### TASK BRIEF
All the data should be repeated exactly. Any image in it is left out.

### TASK DATA
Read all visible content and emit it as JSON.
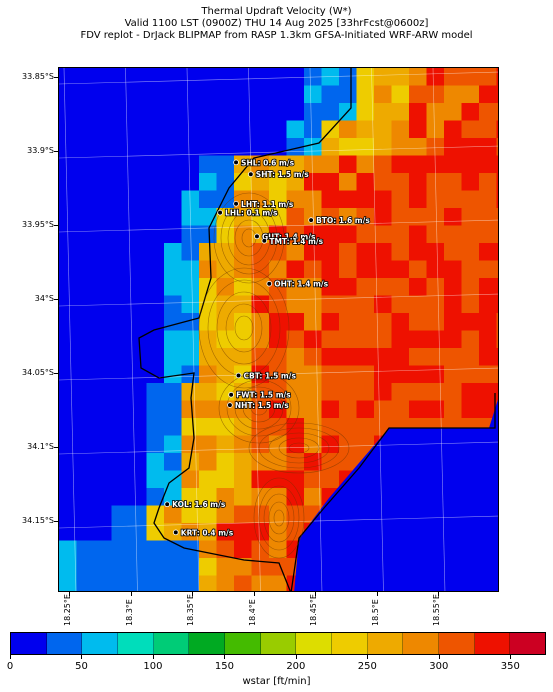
{
  "header": {
    "line1": "Thermal Updraft Velocity (W*)",
    "line2": "Valid 1100 LST (0900Z) THU 14 Aug 2025 [33hrFcst@0600z]",
    "line3": "FDV replot - DrJack BLIPMAP from RASP 1.3km GFSA-Initiated WRF-ARW model"
  },
  "axes": {
    "lat_labels": [
      "33.85°S",
      "33.9°S",
      "33.95°S",
      "34°S",
      "34.05°S",
      "34.1°S",
      "34.15°S"
    ],
    "lon_labels": [
      "18.25°E",
      "18.3°E",
      "18.35°E",
      "18.4°E",
      "18.45°E",
      "18.5°E",
      "18.55°E"
    ]
  },
  "stations": [
    {
      "id": "SHL",
      "text": "SHL: 0.6 m/s",
      "lon": 18.385,
      "lat": -33.907
    },
    {
      "id": "SHT",
      "text": "SHT: 1.5 m/s",
      "lon": 18.397,
      "lat": -33.915
    },
    {
      "id": "LHT",
      "text": "LHT: 1.1 m/s",
      "lon": 18.385,
      "lat": -33.935
    },
    {
      "id": "LHL",
      "text": "LHL: 0.1 m/s",
      "lon": 18.372,
      "lat": -33.941
    },
    {
      "id": "BTO",
      "text": "BTO: 1.6 m/s",
      "lon": 18.446,
      "lat": -33.946
    },
    {
      "id": "GUT",
      "text": "GUT: 1.4 m/s",
      "lon": 18.402,
      "lat": -33.957
    },
    {
      "id": "TMT",
      "text": "TMT: 1.4 m/s",
      "lon": 18.408,
      "lat": -33.96
    },
    {
      "id": "OHT",
      "text": "OHT: 1.4 m/s",
      "lon": 18.412,
      "lat": -33.989
    },
    {
      "id": "CBT",
      "text": "CBT: 1.5 m/s",
      "lon": 18.387,
      "lat": -34.051
    },
    {
      "id": "FWT",
      "text": "FWT: 1.5 m/s",
      "lon": 18.381,
      "lat": -34.064
    },
    {
      "id": "NHT",
      "text": "NHT: 1.5 m/s",
      "lon": 18.38,
      "lat": -34.071
    },
    {
      "id": "KOL",
      "text": "KOL: 1.6 m/s",
      "lon": 18.329,
      "lat": -34.138
    },
    {
      "id": "KRT",
      "text": "KRT: 0.4 m/s",
      "lon": 18.336,
      "lat": -34.157
    }
  ],
  "colorbar": {
    "label": "wstar [ft/min]",
    "tick_labels": [
      "0",
      "50",
      "100",
      "150",
      "200",
      "250",
      "300",
      "350"
    ],
    "tick_values": [
      0,
      50,
      100,
      150,
      200,
      250,
      300,
      350
    ],
    "range": [
      0,
      375
    ],
    "colors": [
      "#0000ee",
      "#0066ee",
      "#00bbee",
      "#00ddbb",
      "#00cc77",
      "#00aa22",
      "#44bb00",
      "#99cc00",
      "#dddd00",
      "#eecc00",
      "#eeaa00",
      "#ee8800",
      "#ee5500",
      "#ee1100",
      "#cc0022"
    ]
  }
}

### SOLUTION FOR THIS PROBLEM
Read all visible content and emit it as JSON.
{
  "header": {
    "line1": "Thermal Updraft Velocity (W*)",
    "line2": "Valid 1100 LST (0900Z) THU 14 Aug 2025 [33hrFcst@0600z]",
    "line3": "FDV replot - DrJack BLIPMAP from RASP 1.3km GFSA-Initiated WRF-ARW model"
  },
  "axes": {
    "lat_labels": [
      "33.85°S",
      "33.9°S",
      "33.95°S",
      "34°S",
      "34.05°S",
      "34.1°S",
      "34.15°S"
    ],
    "lon_labels": [
      "18.25°E",
      "18.3°E",
      "18.35°E",
      "18.4°E",
      "18.45°E",
      "18.5°E",
      "18.55°E"
    ]
  },
  "stations": [
    {
      "id": "SHL",
      "text": "SHL: 0.6 m/s",
      "lon": 18.385,
      "lat": -33.907
    },
    {
      "id": "SHT",
      "text": "SHT: 1.5 m/s",
      "lon": 18.397,
      "lat": -33.915
    },
    {
      "id": "LHT",
      "text": "LHT: 1.1 m/s",
      "lon": 18.385,
      "lat": -33.935
    },
    {
      "id": "LHL",
      "text": "LHL: 0.1 m/s",
      "lon": 18.372,
      "lat": -33.941
    },
    {
      "id": "BTO",
      "text": "BTO: 1.6 m/s",
      "lon": 18.446,
      "lat": -33.946
    },
    {
      "id": "GUT",
      "text": "GUT: 1.4 m/s",
      "lon": 18.402,
      "lat": -33.957
    },
    {
      "id": "TMT",
      "text": "TMT: 1.4 m/s",
      "lon": 18.408,
      "lat": -33.96
    },
    {
      "id": "OHT",
      "text": "OHT: 1.4 m/s",
      "lon": 18.412,
      "lat": -33.989
    },
    {
      "id": "CBT",
      "text": "CBT: 1.5 m/s",
      "lon": 18.387,
      "lat": -34.051
    },
    {
      "id": "FWT",
      "text": "FWT: 1.5 m/s",
      "lon": 18.381,
      "lat": -34.064
    },
    {
      "id": "NHT",
      "text": "NHT: 1.5 m/s",
      "lon": 18.38,
      "lat": -34.071
    },
    {
      "id": "KOL",
      "text": "KOL: 1.6 m/s",
      "lon": 18.329,
      "lat": -34.138
    },
    {
      "id": "KRT",
      "text": "KRT: 0.4 m/s",
      "lon": 18.336,
      "lat": -34.157
    }
  ],
  "colorbar": {
    "label": "wstar [ft/min]",
    "tick_labels": [
      "0",
      "50",
      "100",
      "150",
      "200",
      "250",
      "300",
      "350"
    ],
    "tick_values": [
      0,
      50,
      100,
      150,
      200,
      250,
      300,
      350
    ],
    "range": [
      0,
      375
    ],
    "colors": [
      "#0000ee",
      "#0066ee",
      "#00bbee",
      "#00ddbb",
      "#00cc77",
      "#00aa22",
      "#44bb00",
      "#99cc00",
      "#dddd00",
      "#eecc00",
      "#eeaa00",
      "#ee8800",
      "#ee5500",
      "#ee1100",
      "#cc0022"
    ]
  }
}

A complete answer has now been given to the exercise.